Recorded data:
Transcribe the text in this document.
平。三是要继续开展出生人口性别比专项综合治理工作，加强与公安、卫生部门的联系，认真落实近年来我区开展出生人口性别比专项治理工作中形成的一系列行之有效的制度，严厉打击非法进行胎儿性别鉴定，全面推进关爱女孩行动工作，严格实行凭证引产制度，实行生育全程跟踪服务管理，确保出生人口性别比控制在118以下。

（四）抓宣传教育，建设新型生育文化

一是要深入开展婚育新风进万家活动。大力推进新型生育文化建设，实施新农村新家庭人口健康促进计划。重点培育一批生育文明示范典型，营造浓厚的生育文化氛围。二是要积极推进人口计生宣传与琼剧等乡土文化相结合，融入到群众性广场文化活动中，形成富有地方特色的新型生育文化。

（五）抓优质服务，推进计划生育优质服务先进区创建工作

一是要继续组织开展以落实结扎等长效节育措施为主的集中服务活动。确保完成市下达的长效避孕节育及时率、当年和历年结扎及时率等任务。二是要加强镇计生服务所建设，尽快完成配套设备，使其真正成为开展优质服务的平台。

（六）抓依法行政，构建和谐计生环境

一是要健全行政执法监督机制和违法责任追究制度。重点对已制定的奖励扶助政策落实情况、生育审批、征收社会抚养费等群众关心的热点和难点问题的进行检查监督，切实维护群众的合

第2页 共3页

Task directions ▸ Type out the material again exactly as presented.

Exercise answer ▸
Transcribe the text in this document.
平。三是要继续开展出生人口性别比专项综合治理工作，加强与公安、卫生部门的联系，认真落实近年来我区开展出生人口性别比专项治理工作中形成的一系列行之有效的制度，严厉打击非法进行胎儿性别鉴定，全面推进关爱女孩行动工作，严格实行凭证引产制度，实行生育全程跟踪服务管理，确保出生人口性别比控制在118以下。

（四）抓宣传教育，建设新型生育文化

一是要深入开展婚育新风进万家活动。大力推进新型生育文化建设，实施新农村新家庭人口健康促进计划。重点培育一批生育文明示范典型，营造浓厚的生育文化氛围。二是要积极推进人口计生宣传与琼剧等乡土文化相结合，融入到群众性广场文化活动中，形成富有地方特色的新型生育文化。

（五）抓优质服务，推进计划生育优质服务先进区创建工作

一是要继续组织开展以落实结扎等长效节育措施为主的集中服务活动。确保完成市下达的长效避孕节育及时率、当年和历年结扎及时率等任务。二是要加强镇计生服务所建设，尽快完成配套设备，使其真正成为开展优质服务的平台。

（六）抓依法行政，构建和谐计生环境

一是要健全行政执法监督机制和违法责任追究制度。重点对已制定的奖励扶助政策落实情况、生育审批、征收社会抚养费等群众关心的热点和难点问题的进行检查监督，切实维护群众的合

第2页 共3页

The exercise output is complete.